[Some records]
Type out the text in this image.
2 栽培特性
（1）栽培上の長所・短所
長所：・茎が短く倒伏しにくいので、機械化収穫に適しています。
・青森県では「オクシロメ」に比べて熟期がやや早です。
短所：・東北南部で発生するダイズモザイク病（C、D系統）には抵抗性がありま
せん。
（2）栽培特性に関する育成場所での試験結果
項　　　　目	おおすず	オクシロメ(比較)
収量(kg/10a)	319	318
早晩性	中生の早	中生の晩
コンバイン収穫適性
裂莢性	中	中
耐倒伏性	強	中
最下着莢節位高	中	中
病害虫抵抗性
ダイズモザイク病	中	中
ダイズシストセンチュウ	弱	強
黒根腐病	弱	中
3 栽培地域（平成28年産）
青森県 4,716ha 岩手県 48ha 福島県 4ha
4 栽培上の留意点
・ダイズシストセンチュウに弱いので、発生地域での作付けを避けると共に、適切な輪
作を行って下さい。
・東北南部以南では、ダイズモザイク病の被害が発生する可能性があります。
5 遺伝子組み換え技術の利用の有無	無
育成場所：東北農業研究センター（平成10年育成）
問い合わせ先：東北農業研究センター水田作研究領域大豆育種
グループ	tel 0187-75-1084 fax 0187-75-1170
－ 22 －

### What the task requires
The data above must be returned in full, exactly as written.

### Full output
Type out the text in this image.
2 栽培特性
（1）栽培上の長所・短所
長所：・茎が短く倒伏しにくいので、機械化収穫に適しています。
・青森県では「オクシロメ」に比べて熟期がやや早です。
短所：・東北南部で発生するダイズモザイク病（C、D系統）には抵抗性がありま
せん。
（2）栽培特性に関する育成場所での試験結果
項　　　　目	おおすず	オクシロメ(比較)
収量(kg/10a)	319	318
早晩性	中生の早	中生の晩
コンバイン収穫適性
裂莢性	中	中
耐倒伏性	強	中
最下着莢節位高	中	中
病害虫抵抗性
ダイズモザイク病	中	中
ダイズシストセンチュウ	弱	強
黒根腐病	弱	中
3 栽培地域（平成28年産）
青森県 4,716ha 岩手県 48ha 福島県 4ha
4 栽培上の留意点
・ダイズシストセンチュウに弱いので、発生地域での作付けを避けると共に、適切な輪
作を行って下さい。
・東北南部以南では、ダイズモザイク病の被害が発生する可能性があります。
5 遺伝子組み換え技術の利用の有無	無
育成場所：東北農業研究センター（平成10年育成）
問い合わせ先：東北農業研究センター水田作研究領域大豆育種
グループ	tel 0187-75-1084 fax 0187-75-1170
－ 22 －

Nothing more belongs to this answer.